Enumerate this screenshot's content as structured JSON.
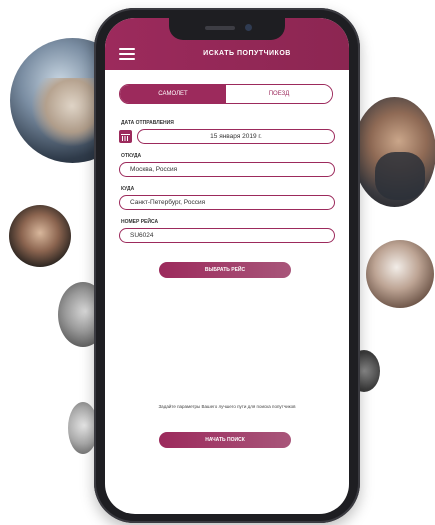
{
  "header": {
    "title": "Искать попутчиков"
  },
  "tabs": [
    {
      "label": "Самолет",
      "active": true
    },
    {
      "label": "Поезд",
      "active": false
    }
  ],
  "form": {
    "date_label": "Дата отправления",
    "date_value": "15 января 2019 г.",
    "from_label": "Откуда",
    "from_value": "Москва, Россия",
    "to_label": "Куда",
    "to_value": "Санкт-Петербург, Россия",
    "flight_label": "Номер рейса",
    "flight_value": "SU6024"
  },
  "buttons": {
    "select_flight": "Выбрать рейс",
    "start_search": "Начать поиск"
  },
  "hint_text": "Задайте параметры Вашего лучшего пути для поиска попутчиков",
  "icons": {
    "menu": "hamburger-icon",
    "calendar": "calendar-icon"
  },
  "colors": {
    "accent": "#9c2a5c"
  }
}
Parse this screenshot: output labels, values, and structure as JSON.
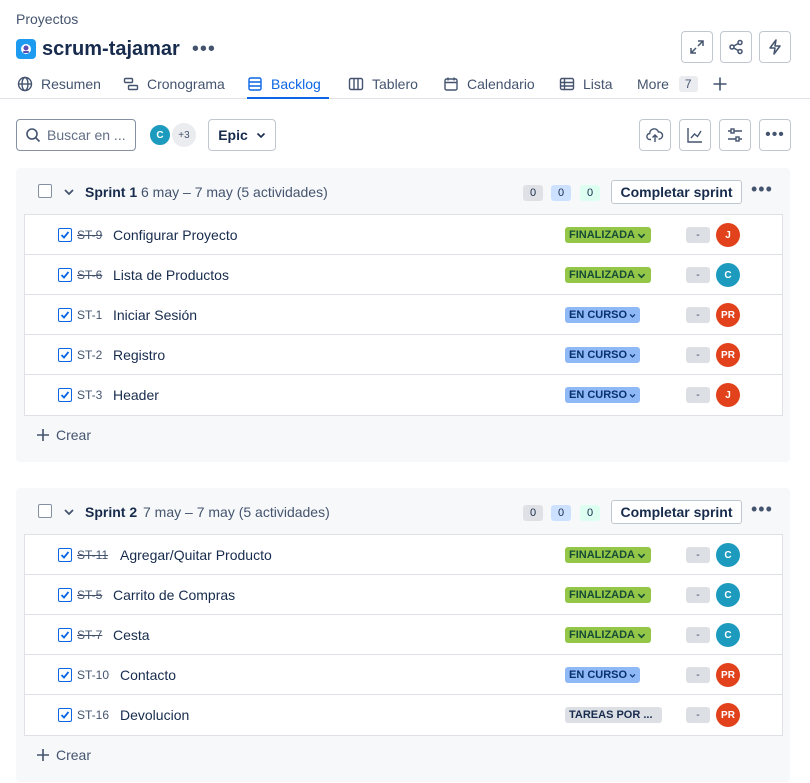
{
  "breadcrumb": "Proyectos",
  "project": {
    "title": "scrum-tajamar",
    "more": "•••"
  },
  "top_actions": [
    {
      "icon": "fullscreen-icon"
    },
    {
      "icon": "share-icon"
    },
    {
      "icon": "automation-icon"
    }
  ],
  "tabs": [
    {
      "label": "Resumen",
      "icon": "globe-icon"
    },
    {
      "label": "Cronograma",
      "icon": "timeline-icon"
    },
    {
      "label": "Backlog",
      "icon": "backlog-icon",
      "active": true
    },
    {
      "label": "Tablero",
      "icon": "board-icon"
    },
    {
      "label": "Calendario",
      "icon": "calendar-icon"
    },
    {
      "label": "Lista",
      "icon": "list-icon"
    },
    {
      "label": "More",
      "count": "7"
    }
  ],
  "toolbar": {
    "search_placeholder": "Buscar en ...",
    "avatar_initial": "C",
    "avatar_extra": "+3",
    "epic_label": "Epic"
  },
  "colors": {
    "accent": "#0c66e4",
    "avatar_teal": "#1d9bbf",
    "avatar_orange": "#e2421b",
    "status_done": "#94c748",
    "status_in_progress": "#8fb8f6",
    "status_todo": "#dcdfe4"
  },
  "sprints": [
    {
      "name": "Sprint 1",
      "dates": "6 may – 7 may (5 actividades)",
      "counts": [
        "0",
        "0",
        "0"
      ],
      "complete_label": "Completar sprint",
      "create_label": "Crear",
      "issues": [
        {
          "key": "ST-9",
          "title": "Configurar Proyecto",
          "status": "FINALIZADA",
          "estimate": "-",
          "assignee": "J",
          "done": true
        },
        {
          "key": "ST-6",
          "title": "Lista de Productos",
          "status": "FINALIZADA",
          "estimate": "-",
          "assignee": "C",
          "done": true
        },
        {
          "key": "ST-1",
          "title": "Iniciar Sesión",
          "status": "EN CURSO",
          "estimate": "-",
          "assignee": "PR",
          "done": false
        },
        {
          "key": "ST-2",
          "title": "Registro",
          "status": "EN CURSO",
          "estimate": "-",
          "assignee": "PR",
          "done": false
        },
        {
          "key": "ST-3",
          "title": "Header",
          "status": "EN CURSO",
          "estimate": "-",
          "assignee": "J",
          "done": false
        }
      ]
    },
    {
      "name": "Sprint 2",
      "dates": "7 may – 7 may (5 actividades)",
      "counts": [
        "0",
        "0",
        "0"
      ],
      "complete_label": "Completar sprint",
      "create_label": "Crear",
      "issues": [
        {
          "key": "ST-11",
          "title": "Agregar/Quitar Producto",
          "status": "FINALIZADA",
          "estimate": "-",
          "assignee": "C",
          "done": true
        },
        {
          "key": "ST-5",
          "title": "Carrito de Compras",
          "status": "FINALIZADA",
          "estimate": "-",
          "assignee": "C",
          "done": true
        },
        {
          "key": "ST-7",
          "title": "Cesta",
          "status": "FINALIZADA",
          "estimate": "-",
          "assignee": "C",
          "done": true
        },
        {
          "key": "ST-10",
          "title": "Contacto",
          "status": "EN CURSO",
          "estimate": "-",
          "assignee": "PR",
          "done": false
        },
        {
          "key": "ST-16",
          "title": "Devolucion",
          "status": "TAREAS POR ...",
          "estimate": "-",
          "assignee": "PR",
          "done": false
        }
      ]
    }
  ]
}
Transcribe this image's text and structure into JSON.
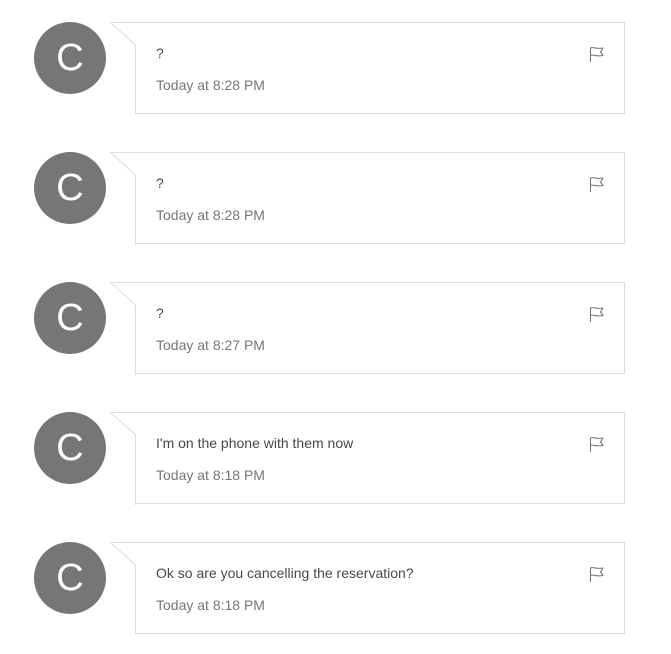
{
  "messages": [
    {
      "avatar_initial": "C",
      "text": "?",
      "time": "Today at 8:28 PM",
      "flag_icon": "flag-icon"
    },
    {
      "avatar_initial": "C",
      "text": "?",
      "time": "Today at 8:28 PM",
      "flag_icon": "flag-icon"
    },
    {
      "avatar_initial": "C",
      "text": "?",
      "time": "Today at 8:27 PM",
      "flag_icon": "flag-icon"
    },
    {
      "avatar_initial": "C",
      "text": "I'm on the phone with them now",
      "time": "Today at 8:18 PM",
      "flag_icon": "flag-icon"
    },
    {
      "avatar_initial": "C",
      "text": "Ok so are you cancelling the reservation?",
      "time": "Today at 8:18 PM",
      "flag_icon": "flag-icon"
    }
  ],
  "colors": {
    "avatar_bg": "#767676",
    "text": "#484848",
    "time": "#767676",
    "border": "#dddddd"
  }
}
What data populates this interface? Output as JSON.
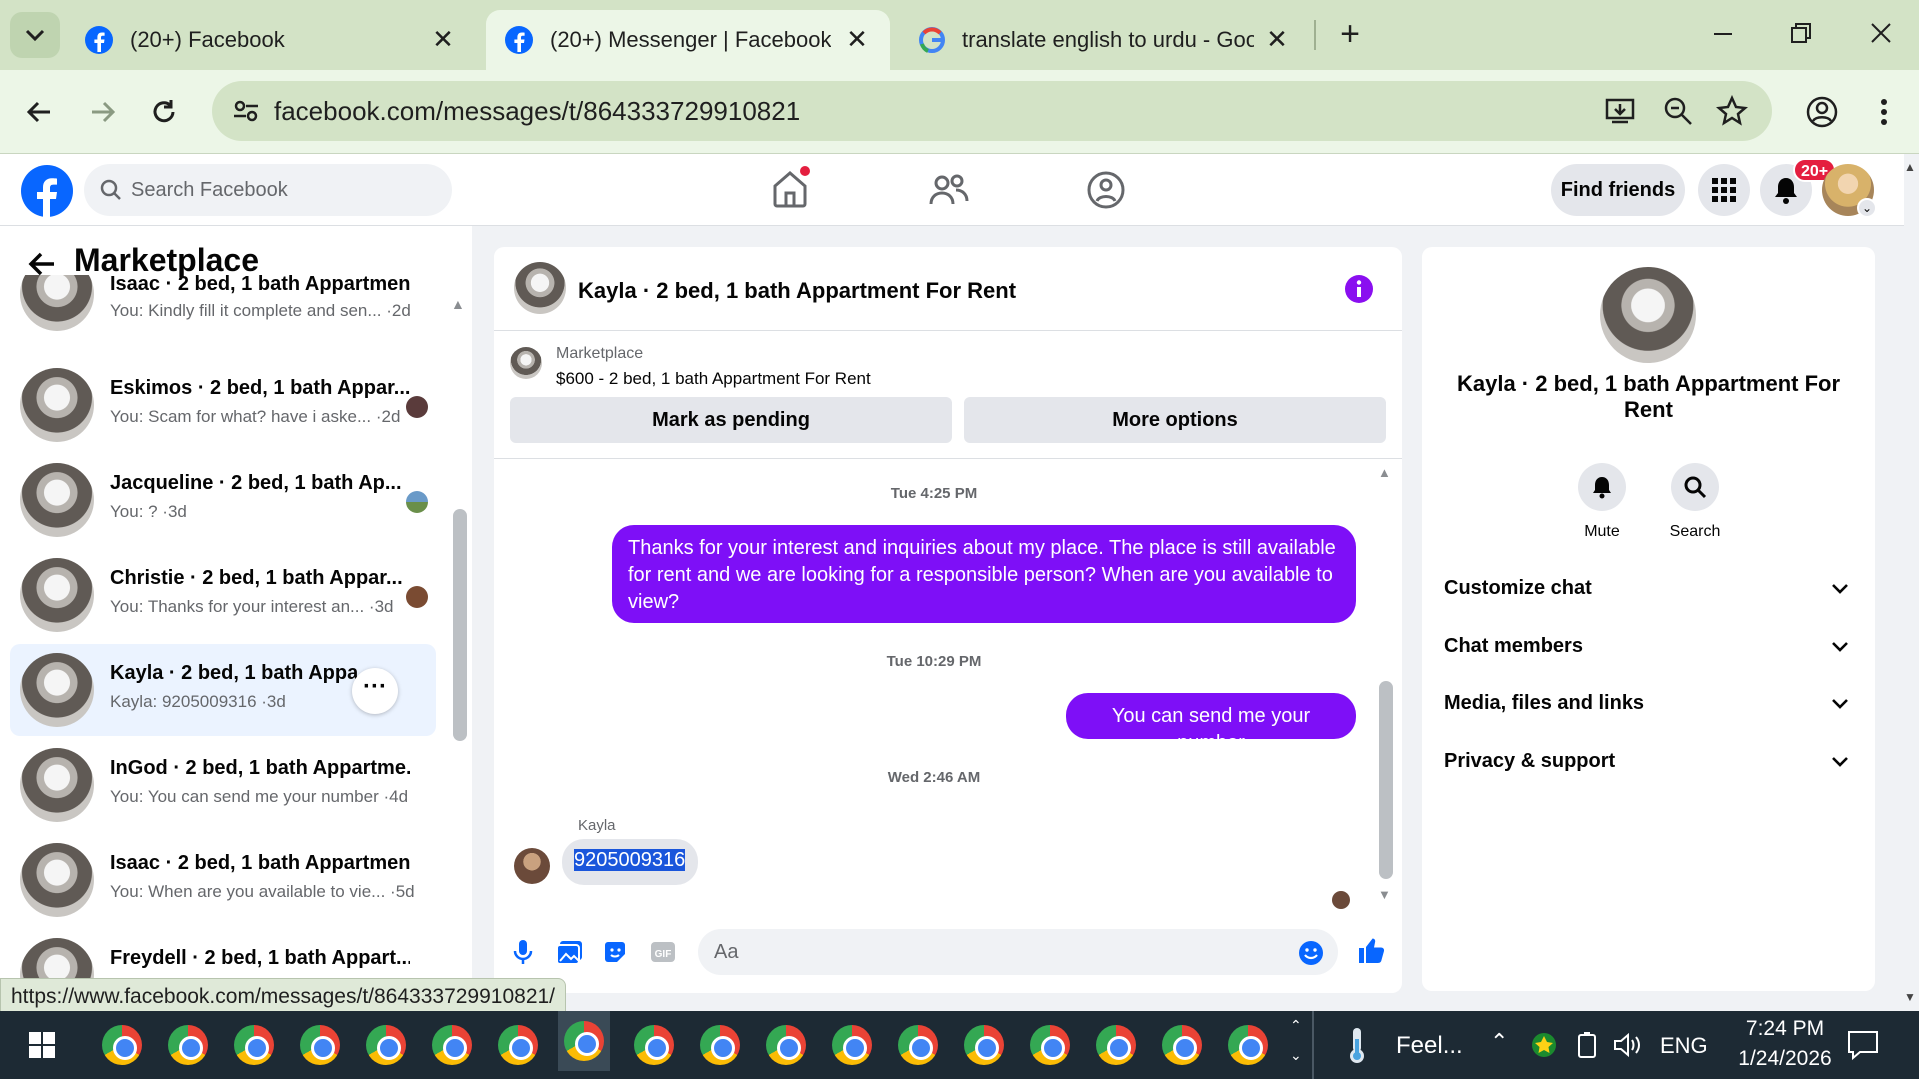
{
  "browser": {
    "tabs": [
      {
        "title": "(20+) Facebook",
        "active": false
      },
      {
        "title": "(20+) Messenger | Facebook",
        "active": true
      },
      {
        "title": "translate english to urdu - Goog",
        "active": false
      }
    ],
    "url": "facebook.com/messages/t/864333729910821",
    "status_url": "https://www.facebook.com/messages/t/864333729910821/"
  },
  "fb": {
    "search_placeholder": "Search Facebook",
    "find_friends": "Find friends",
    "notif_badge": "20+"
  },
  "sidebar": {
    "title": "Marketplace",
    "conversations": [
      {
        "name": "Isaac · 2 bed, 1 bath Appartmen...",
        "preview": "You: Kindly fill it complete and sen... ·2d"
      },
      {
        "name": "Eskimos · 2 bed, 1 bath Appar...",
        "preview": "You: Scam for what? have i aske... ·2d"
      },
      {
        "name": "Jacqueline · 2 bed, 1 bath Ap...",
        "preview": "You: ? ·3d"
      },
      {
        "name": "Christie · 2 bed, 1 bath Appar...",
        "preview": "You: Thanks for your interest an... ·3d"
      },
      {
        "name": "Kayla · 2 bed, 1 bath Appart",
        "preview": "Kayla: 9205009316 ·3d"
      },
      {
        "name": "InGod · 2 bed, 1 bath Appartme...",
        "preview": "You: You can send me your number ·4d"
      },
      {
        "name": "Isaac · 2 bed, 1 bath Appartmen...",
        "preview": "You: When are you available to vie... ·5d"
      },
      {
        "name": "Freydell · 2 bed, 1 bath Appart...",
        "preview": ""
      }
    ]
  },
  "chat": {
    "header_title": "Kayla · 2 bed, 1 bath Appartment For Rent",
    "listing_source": "Marketplace",
    "listing_title": "$600 - 2 bed, 1 bath Appartment For Rent",
    "mark_pending": "Mark as pending",
    "more_options": "More options",
    "stamp1": "Tue 4:25 PM",
    "msg1": "Thanks for your interest and inquiries about my place. The place is still available for rent and we are looking for a responsible person? When are you available to view?",
    "stamp2": "Tue 10:29 PM",
    "msg2": "You can send me your number",
    "stamp3": "Wed 2:46 AM",
    "incoming_sender": "Kayla",
    "incoming_msg": "9205009316",
    "composer_placeholder": "Aa"
  },
  "info": {
    "title": "Kayla · 2 bed, 1 bath Appartment For Rent",
    "mute": "Mute",
    "search": "Search",
    "sections": [
      "Customize chat",
      "Chat members",
      "Media, files and links",
      "Privacy & support"
    ]
  },
  "taskbar": {
    "weather": "Feel...",
    "lang": "ENG",
    "time": "7:24 PM",
    "date": "1/24/2026"
  },
  "colors": {
    "fb_blue": "#0866ff",
    "msg_purple": "#7e0ff7",
    "chrome_green": "#d3e3c6"
  }
}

*Brief*. List the lines of the material in which the word "your" occurs.

*Solution below*.
        "preview": "You: Thanks for your interest an... ·3d"
        "preview": "You: You can send me your number ·4d"
    "msg1": "Thanks for your interest and inquiries about my place. The place is still available for rent and we are looking for a responsible person? When are you available to view?",
    "msg2": "You can send me your number",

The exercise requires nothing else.